API intermittently returned 502
Some requests were extremely slow
Hard to reproduce consistently

CloudWatch revealed several suspicious signals.

CloudWatch Signals

Unstable Connections

DatabaseConnections had been steady before, but started fluctuating with request volume after the update. In addition:

selectAttempt (number of SELECTs) nearly doubled
DB load clearly increased

I started to suspect connection pool behavior or query volume.

CPU Stuck High

CPUUtilization hovered around 70% consistently, not just spikes. That suggested:

not a single heavy query
something constantly keeping the DB busy

Narrowing Down the Cause

Reviewing the update changelog showed one key change.

Heavier Normalization

After the update:

Table count more than doubled
Many new join tables were added

Result:

JOINs exploded for reads
SQL per request became much more complex

It felt like the SQL layer was the real culprit, so I inspected the queries issued by the app.

EXPLAIN and Despair

Running EXPLAIN on the problematic queries showed full table scans everywhere.

Indexes were not used
Many JOIN targets
Decent row counts

That explained the CPU burn.

What I Did

Then came the slow tuning work:

Rebuild indexes
Reorder JOINs and conditions
Limit selected columns to the minimum
Remove unnecessary JOINs

I repeated EXPLAIN -> fix -> recheck over and over.

Results

502s were resolved
CPU utilization dropped significantly
Some endpoints became faster than before the upgrade

It was painful, but it reinforced a simple truth: if you face the query plan, it gets better.

Lessons

Two things stood out the most.

Always Check the Execution Plan

Even with ORM/CMS, SQL always runs underneath
"It works" is not enough
Full scans are almost always bad

CloudWatch Is an Excellent Triage Tool

CPU
Connections
Query counts

With these, you can quickly judge whether the issue is app, DB, or schema related.

Closing Thoughts

Major updates make things easier, but internal structures can change a lot.

Especially:

deeper normalization
more JOINs
connection management changes

These are areas to scrutinize after upgrades.

It was a tough incident, but learning to read execution plans and appreciate CloudWatch made it worthwhile. I hope this helps anyone who gets stuck in a similar swamp.

[Short task a] From the records, reproduce verbatim everything from the first line through the line that contains "139, 500, 147]", including both of those lines.

[Items]
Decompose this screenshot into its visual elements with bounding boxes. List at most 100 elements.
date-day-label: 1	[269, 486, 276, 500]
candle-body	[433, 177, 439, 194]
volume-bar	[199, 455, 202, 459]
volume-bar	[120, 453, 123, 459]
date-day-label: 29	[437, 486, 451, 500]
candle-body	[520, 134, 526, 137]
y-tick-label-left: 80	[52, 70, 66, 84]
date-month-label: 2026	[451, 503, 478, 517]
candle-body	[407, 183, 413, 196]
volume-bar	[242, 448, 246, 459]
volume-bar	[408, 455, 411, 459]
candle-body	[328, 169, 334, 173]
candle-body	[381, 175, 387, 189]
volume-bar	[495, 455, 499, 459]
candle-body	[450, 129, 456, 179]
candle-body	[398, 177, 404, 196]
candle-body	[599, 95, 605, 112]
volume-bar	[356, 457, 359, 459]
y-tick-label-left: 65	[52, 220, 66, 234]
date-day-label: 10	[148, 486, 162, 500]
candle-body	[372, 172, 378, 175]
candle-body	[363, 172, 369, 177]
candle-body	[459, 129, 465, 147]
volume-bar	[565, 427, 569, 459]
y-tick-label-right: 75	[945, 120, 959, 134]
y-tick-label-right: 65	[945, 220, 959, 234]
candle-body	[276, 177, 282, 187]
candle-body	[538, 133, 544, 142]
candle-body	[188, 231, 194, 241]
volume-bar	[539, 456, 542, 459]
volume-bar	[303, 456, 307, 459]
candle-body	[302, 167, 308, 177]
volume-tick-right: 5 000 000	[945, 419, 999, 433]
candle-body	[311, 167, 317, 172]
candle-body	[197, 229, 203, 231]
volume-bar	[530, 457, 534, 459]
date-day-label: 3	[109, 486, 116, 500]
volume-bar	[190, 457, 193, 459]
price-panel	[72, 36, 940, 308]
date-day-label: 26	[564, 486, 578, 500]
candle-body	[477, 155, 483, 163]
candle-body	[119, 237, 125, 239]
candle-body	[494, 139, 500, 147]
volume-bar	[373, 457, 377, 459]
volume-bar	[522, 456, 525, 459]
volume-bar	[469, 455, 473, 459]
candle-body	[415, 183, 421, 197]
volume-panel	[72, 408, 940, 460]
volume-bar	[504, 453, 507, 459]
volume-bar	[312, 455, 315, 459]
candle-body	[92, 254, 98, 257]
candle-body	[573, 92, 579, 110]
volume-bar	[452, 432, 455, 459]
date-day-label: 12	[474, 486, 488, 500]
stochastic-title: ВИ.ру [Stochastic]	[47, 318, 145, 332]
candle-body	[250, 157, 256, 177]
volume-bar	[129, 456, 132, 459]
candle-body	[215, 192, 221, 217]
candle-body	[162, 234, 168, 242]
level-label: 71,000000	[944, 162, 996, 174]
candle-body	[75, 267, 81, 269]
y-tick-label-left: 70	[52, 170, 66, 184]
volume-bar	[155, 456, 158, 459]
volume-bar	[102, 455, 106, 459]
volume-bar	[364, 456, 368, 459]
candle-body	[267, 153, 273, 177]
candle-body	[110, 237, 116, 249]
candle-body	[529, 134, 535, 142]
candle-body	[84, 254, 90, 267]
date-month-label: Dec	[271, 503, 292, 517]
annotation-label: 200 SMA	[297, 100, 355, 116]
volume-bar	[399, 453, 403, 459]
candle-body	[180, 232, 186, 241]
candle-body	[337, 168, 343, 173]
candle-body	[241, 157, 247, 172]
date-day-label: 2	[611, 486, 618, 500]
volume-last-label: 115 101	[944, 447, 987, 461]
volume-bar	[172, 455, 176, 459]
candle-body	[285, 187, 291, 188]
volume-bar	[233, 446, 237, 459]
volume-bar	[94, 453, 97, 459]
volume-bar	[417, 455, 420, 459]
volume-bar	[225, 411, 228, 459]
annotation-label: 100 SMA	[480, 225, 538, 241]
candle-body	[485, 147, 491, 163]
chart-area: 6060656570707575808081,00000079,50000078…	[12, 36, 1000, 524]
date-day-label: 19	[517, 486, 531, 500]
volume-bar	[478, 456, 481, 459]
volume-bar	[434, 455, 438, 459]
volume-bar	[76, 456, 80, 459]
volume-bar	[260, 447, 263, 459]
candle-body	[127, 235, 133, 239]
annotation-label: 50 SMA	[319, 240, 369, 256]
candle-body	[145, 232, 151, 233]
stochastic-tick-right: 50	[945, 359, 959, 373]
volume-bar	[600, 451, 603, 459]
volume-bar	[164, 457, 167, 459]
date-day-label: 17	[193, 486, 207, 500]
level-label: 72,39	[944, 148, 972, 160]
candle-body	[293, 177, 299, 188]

[Short task b]
Using the account of the database slowdown after the update, answer these:
(i) Around what level did CPUUtilization consistently hover?
(ii) What did running EXPLAIN on the problematic queries show?
(iii) Which three metrics are listed under the heading "CloudWatch Is an Excellent Triage Tool"?

[Final answer a]
Decompose this screenshot into its visual elements with bounding boxes. List at most 100 elements.
date-day-label: 1	[269, 486, 276, 500]
candle-body	[433, 177, 439, 194]
volume-bar	[199, 455, 202, 459]
volume-bar	[120, 453, 123, 459]
date-day-label: 29	[437, 486, 451, 500]
candle-body	[520, 134, 526, 137]
y-tick-label-left: 80	[52, 70, 66, 84]
date-month-label: 2026	[451, 503, 478, 517]
candle-body	[407, 183, 413, 196]
volume-bar	[242, 448, 246, 459]
volume-bar	[408, 455, 411, 459]
candle-body	[328, 169, 334, 173]
candle-body	[381, 175, 387, 189]
volume-bar	[495, 455, 499, 459]
candle-body	[450, 129, 456, 179]
candle-body	[398, 177, 404, 196]
candle-body	[599, 95, 605, 112]
volume-bar	[356, 457, 359, 459]
y-tick-label-left: 65	[52, 220, 66, 234]
date-day-label: 10	[148, 486, 162, 500]
candle-body	[372, 172, 378, 175]
candle-body	[363, 172, 369, 177]
candle-body	[459, 129, 465, 147]
volume-bar	[565, 427, 569, 459]
y-tick-label-right: 75	[945, 120, 959, 134]
y-tick-label-right: 65	[945, 220, 959, 234]
candle-body	[276, 177, 282, 187]
candle-body	[538, 133, 544, 142]
candle-body	[188, 231, 194, 241]
volume-bar	[539, 456, 542, 459]
volume-bar	[303, 456, 307, 459]
candle-body	[302, 167, 308, 177]
volume-tick-right: 5 000 000	[945, 419, 999, 433]
candle-body	[311, 167, 317, 172]
candle-body	[197, 229, 203, 231]
volume-bar	[530, 457, 534, 459]
date-day-label: 3	[109, 486, 116, 500]
volume-bar	[190, 457, 193, 459]
price-panel	[72, 36, 940, 308]
date-day-label: 26	[564, 486, 578, 500]
candle-body	[477, 155, 483, 163]
candle-body	[119, 237, 125, 239]
candle-body	[494, 139, 500, 147]

[Final answer b]
(i) Around 70%.
(ii) Full table scans everywhere.
(iii) CPU, Connections, and Query counts.